■ Stated goal: Write out each entry again. Keep every word exactly as it is.

* begin Data for processing *

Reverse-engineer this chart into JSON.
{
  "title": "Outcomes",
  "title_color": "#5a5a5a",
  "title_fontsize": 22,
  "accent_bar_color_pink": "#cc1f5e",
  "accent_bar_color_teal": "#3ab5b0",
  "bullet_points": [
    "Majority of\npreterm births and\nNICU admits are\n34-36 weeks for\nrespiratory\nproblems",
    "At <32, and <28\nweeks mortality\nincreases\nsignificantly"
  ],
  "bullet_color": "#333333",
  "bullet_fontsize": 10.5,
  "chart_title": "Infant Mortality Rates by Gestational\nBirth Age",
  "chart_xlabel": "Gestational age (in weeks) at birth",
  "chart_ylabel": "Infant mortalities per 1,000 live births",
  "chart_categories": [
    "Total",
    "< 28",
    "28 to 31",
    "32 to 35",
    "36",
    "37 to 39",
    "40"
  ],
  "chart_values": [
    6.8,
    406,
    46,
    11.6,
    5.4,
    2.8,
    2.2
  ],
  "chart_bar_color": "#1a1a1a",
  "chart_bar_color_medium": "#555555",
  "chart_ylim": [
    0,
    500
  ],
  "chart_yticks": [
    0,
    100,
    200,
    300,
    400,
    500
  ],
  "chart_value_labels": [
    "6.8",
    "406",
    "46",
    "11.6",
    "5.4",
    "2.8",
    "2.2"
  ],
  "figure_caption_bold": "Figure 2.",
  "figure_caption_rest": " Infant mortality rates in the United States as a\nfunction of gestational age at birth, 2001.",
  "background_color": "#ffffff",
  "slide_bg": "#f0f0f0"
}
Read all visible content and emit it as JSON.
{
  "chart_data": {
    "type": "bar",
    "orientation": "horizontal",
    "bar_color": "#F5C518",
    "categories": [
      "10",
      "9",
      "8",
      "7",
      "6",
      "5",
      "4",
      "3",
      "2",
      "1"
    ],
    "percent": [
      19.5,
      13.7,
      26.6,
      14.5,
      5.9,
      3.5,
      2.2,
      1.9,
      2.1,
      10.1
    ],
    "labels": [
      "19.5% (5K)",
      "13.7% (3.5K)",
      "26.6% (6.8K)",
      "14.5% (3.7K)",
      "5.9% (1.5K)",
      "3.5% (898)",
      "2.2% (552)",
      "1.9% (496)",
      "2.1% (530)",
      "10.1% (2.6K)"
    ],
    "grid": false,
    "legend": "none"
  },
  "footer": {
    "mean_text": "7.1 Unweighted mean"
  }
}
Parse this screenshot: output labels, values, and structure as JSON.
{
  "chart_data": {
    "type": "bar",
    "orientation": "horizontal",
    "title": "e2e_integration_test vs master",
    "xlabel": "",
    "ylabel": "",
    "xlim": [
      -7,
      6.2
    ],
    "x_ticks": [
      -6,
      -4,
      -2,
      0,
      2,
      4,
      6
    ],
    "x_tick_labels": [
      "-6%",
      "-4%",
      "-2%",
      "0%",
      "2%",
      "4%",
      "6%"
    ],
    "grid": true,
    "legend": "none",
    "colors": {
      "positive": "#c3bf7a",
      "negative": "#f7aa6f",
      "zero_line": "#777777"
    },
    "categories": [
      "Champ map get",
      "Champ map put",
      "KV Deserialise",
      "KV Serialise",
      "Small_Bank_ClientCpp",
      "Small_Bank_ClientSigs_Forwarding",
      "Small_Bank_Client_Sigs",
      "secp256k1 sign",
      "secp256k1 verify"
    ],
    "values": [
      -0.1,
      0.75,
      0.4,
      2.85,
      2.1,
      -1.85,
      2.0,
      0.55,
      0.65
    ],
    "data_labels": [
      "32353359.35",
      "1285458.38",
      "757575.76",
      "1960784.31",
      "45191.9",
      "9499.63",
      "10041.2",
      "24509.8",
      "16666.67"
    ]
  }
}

* end Data for processing *

■ Result:
Reverse-engineer this chart into JSON.
{
  "title": "Outcomes",
  "title_color": "#5a5a5a",
  "title_fontsize": 22,
  "accent_bar_color_pink": "#cc1f5e",
  "accent_bar_color_teal": "#3ab5b0",
  "bullet_points": [
    "Majority of\npreterm births and\nNICU admits are\n34-36 weeks for\nrespiratory\nproblems",
    "At <32, and <28\nweeks mortality\nincreases\nsignificantly"
  ],
  "bullet_color": "#333333",
  "bullet_fontsize": 10.5,
  "chart_title": "Infant Mortality Rates by Gestational\nBirth Age",
  "chart_xlabel": "Gestational age (in weeks) at birth",
  "chart_ylabel": "Infant mortalities per 1,000 live births",
  "chart_categories": [
    "Total",
    "< 28",
    "28 to 31",
    "32 to 35",
    "36",
    "37 to 39",
    "40"
  ],
  "chart_values": [
    6.8,
    406,
    46,
    11.6,
    5.4,
    2.8,
    2.2
  ],
  "chart_bar_color": "#1a1a1a",
  "chart_bar_color_medium": "#555555",
  "chart_ylim": [
    0,
    500
  ],
  "chart_yticks": [
    0,
    100,
    200,
    300,
    400,
    500
  ],
  "chart_value_labels": [
    "6.8",
    "406",
    "46",
    "11.6",
    "5.4",
    "2.8",
    "2.2"
  ],
  "figure_caption_bold": "Figure 2.",
  "figure_caption_rest": " Infant mortality rates in the United States as a\nfunction of gestational age at birth, 2001.",
  "background_color": "#ffffff",
  "slide_bg": "#f0f0f0"
}
Read all visible content and emit it as JSON.
{
  "chart_data": {
    "type": "bar",
    "orientation": "horizontal",
    "bar_color": "#F5C518",
    "categories": [
      "10",
      "9",
      "8",
      "7",
      "6",
      "5",
      "4",
      "3",
      "2",
      "1"
    ],
    "percent": [
      19.5,
      13.7,
      26.6,
      14.5,
      5.9,
      3.5,
      2.2,
      1.9,
      2.1,
      10.1
    ],
    "labels": [
      "19.5% (5K)",
      "13.7% (3.5K)",
      "26.6% (6.8K)",
      "14.5% (3.7K)",
      "5.9% (1.5K)",
      "3.5% (898)",
      "2.2% (552)",
      "1.9% (496)",
      "2.1% (530)",
      "10.1% (2.6K)"
    ],
    "grid": false,
    "legend": "none"
  },
  "footer": {
    "mean_text": "7.1 Unweighted mean"
  }
}
Parse this screenshot: output labels, values, and structure as JSON.
{
  "chart_data": {
    "type": "bar",
    "orientation": "horizontal",
    "title": "e2e_integration_test vs master",
    "xlabel": "",
    "ylabel": "",
    "xlim": [
      -7,
      6.2
    ],
    "x_ticks": [
      -6,
      -4,
      -2,
      0,
      2,
      4,
      6
    ],
    "x_tick_labels": [
      "-6%",
      "-4%",
      "-2%",
      "0%",
      "2%",
      "4%",
      "6%"
    ],
    "grid": true,
    "legend": "none",
    "colors": {
      "positive": "#c3bf7a",
      "negative": "#f7aa6f",
      "zero_line": "#777777"
    },
    "categories": [
      "Champ map get",
      "Champ map put",
      "KV Deserialise",
      "KV Serialise",
      "Small_Bank_ClientCpp",
      "Small_Bank_ClientSigs_Forwarding",
      "Small_Bank_Client_Sigs",
      "secp256k1 sign",
      "secp256k1 verify"
    ],
    "values": [
      -0.1,
      0.75,
      0.4,
      2.85,
      2.1,
      -1.85,
      2.0,
      0.55,
      0.65
    ],
    "data_labels": [
      "32353359.35",
      "1285458.38",
      "757575.76",
      "1960784.31",
      "45191.9",
      "9499.63",
      "10041.2",
      "24509.8",
      "16666.67"
    ]
  }
}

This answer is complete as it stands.